● Exercise directions:
Look through the material below for "volume". Copy every line that contains it.

▼

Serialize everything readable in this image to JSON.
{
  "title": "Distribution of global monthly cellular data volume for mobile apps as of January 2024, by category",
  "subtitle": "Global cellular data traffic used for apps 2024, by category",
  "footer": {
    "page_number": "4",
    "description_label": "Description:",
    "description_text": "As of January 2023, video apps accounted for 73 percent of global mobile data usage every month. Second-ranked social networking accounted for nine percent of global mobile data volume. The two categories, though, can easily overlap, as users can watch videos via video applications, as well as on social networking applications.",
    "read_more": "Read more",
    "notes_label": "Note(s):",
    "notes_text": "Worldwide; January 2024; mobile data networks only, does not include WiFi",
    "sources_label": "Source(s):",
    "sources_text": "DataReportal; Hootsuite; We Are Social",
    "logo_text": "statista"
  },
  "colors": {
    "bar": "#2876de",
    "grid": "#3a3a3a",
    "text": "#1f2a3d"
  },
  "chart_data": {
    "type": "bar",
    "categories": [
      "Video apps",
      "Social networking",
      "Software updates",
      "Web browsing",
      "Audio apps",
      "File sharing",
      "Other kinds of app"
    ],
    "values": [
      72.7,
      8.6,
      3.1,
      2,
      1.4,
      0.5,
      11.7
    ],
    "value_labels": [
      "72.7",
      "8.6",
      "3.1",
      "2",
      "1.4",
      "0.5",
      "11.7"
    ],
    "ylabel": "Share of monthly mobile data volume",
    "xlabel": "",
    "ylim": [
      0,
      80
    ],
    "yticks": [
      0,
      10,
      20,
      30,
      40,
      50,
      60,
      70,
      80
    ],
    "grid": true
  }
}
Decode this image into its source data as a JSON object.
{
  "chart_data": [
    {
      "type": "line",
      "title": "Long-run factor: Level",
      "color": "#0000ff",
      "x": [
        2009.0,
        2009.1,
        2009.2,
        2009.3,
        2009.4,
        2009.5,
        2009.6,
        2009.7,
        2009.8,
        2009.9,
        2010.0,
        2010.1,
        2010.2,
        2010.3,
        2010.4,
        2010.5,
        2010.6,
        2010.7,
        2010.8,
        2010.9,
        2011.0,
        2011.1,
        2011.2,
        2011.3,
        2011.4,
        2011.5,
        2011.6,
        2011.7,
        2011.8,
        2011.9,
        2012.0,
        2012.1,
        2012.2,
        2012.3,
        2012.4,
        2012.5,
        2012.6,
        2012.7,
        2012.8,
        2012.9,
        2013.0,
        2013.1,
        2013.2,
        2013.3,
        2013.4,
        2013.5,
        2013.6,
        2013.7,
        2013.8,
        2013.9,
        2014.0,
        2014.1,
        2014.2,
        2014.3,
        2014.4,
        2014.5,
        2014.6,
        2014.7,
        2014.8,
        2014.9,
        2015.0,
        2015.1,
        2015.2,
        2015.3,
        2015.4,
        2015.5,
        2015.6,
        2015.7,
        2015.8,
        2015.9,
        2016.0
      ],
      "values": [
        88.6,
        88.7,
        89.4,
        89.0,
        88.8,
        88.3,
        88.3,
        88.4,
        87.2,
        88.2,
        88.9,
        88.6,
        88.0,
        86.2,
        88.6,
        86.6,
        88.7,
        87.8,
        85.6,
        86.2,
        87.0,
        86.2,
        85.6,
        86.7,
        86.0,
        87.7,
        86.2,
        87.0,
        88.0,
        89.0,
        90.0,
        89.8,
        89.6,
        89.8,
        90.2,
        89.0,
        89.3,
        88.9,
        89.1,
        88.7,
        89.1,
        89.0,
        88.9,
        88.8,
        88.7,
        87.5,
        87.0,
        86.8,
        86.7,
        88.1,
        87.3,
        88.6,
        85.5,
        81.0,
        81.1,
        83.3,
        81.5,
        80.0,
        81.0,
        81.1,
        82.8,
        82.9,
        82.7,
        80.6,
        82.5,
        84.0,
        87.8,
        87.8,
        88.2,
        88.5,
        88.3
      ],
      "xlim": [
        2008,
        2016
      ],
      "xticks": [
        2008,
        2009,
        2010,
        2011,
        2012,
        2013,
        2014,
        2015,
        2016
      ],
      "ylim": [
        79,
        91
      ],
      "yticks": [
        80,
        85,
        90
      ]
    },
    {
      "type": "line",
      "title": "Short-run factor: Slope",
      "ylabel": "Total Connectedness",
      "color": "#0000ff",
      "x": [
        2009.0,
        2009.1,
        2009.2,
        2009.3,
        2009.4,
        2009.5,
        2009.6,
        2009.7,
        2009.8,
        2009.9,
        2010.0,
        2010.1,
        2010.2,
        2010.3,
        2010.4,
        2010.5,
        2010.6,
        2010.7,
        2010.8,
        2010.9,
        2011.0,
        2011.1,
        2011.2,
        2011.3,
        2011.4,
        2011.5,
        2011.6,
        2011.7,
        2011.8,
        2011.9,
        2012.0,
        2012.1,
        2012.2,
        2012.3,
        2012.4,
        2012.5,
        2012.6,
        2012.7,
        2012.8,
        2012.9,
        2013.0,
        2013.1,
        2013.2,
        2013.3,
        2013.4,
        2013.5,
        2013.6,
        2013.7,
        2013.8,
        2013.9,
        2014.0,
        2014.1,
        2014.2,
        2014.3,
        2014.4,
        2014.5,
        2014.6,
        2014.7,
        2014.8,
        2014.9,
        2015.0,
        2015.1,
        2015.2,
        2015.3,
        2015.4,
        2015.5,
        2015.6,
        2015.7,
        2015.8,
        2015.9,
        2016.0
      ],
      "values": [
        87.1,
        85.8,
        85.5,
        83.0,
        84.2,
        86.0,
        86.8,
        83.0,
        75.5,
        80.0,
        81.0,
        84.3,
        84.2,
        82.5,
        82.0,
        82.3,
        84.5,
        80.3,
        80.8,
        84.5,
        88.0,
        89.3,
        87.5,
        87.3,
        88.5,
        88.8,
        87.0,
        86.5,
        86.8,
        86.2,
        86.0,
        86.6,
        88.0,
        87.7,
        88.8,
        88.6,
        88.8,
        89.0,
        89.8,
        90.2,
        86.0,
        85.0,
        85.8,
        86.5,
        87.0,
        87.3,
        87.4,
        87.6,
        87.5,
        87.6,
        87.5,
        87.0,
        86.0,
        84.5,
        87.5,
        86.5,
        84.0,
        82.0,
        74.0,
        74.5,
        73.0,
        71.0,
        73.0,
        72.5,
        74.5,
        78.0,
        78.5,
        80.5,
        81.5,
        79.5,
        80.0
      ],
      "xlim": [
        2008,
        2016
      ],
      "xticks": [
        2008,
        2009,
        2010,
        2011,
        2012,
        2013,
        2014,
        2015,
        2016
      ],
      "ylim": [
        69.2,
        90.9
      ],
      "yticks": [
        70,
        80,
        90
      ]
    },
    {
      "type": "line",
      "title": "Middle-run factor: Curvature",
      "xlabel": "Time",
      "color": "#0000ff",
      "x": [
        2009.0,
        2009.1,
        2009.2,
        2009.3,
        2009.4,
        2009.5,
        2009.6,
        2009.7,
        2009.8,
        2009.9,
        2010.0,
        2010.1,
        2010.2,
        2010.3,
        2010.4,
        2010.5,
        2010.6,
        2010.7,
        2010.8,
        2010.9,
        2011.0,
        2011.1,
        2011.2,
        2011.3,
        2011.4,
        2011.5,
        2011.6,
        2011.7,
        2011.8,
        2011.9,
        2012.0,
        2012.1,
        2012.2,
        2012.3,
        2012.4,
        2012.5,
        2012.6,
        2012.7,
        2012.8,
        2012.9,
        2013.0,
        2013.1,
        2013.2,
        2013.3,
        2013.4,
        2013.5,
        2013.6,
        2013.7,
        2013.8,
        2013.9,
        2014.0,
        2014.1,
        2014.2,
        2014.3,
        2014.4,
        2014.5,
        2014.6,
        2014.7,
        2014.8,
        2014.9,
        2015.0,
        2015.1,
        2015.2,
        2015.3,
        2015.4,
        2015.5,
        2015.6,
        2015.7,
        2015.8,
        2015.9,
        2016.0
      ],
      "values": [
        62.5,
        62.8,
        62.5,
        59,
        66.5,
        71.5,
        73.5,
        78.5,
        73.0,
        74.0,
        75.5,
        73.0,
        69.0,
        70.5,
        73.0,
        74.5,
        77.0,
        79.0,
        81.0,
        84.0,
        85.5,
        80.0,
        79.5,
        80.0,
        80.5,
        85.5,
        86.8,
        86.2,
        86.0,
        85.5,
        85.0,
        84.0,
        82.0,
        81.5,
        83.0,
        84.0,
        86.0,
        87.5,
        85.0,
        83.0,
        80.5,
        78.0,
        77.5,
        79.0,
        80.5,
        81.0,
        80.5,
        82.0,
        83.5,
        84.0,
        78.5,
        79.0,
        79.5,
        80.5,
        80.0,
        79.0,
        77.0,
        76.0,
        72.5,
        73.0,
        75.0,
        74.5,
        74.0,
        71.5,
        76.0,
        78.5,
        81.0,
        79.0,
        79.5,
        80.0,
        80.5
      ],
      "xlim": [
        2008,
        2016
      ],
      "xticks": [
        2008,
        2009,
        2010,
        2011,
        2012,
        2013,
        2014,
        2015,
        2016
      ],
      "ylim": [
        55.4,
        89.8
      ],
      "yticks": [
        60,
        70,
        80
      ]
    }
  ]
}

▲

● Task solution:
  "title": "Distribution of global monthly cellular data volume for mobile apps as of January 2024, by category",
    "description_text": "As of January 2023, video apps accounted for 73 percent of global mobile data usage every month. Second-ranked social networking accounted for nine percent of global mobile data volume. The two categories, though, can easily overlap, as users can watch videos via video applications, as well as on social networking applications.",
    "ylabel": "Share of monthly mobile data volume",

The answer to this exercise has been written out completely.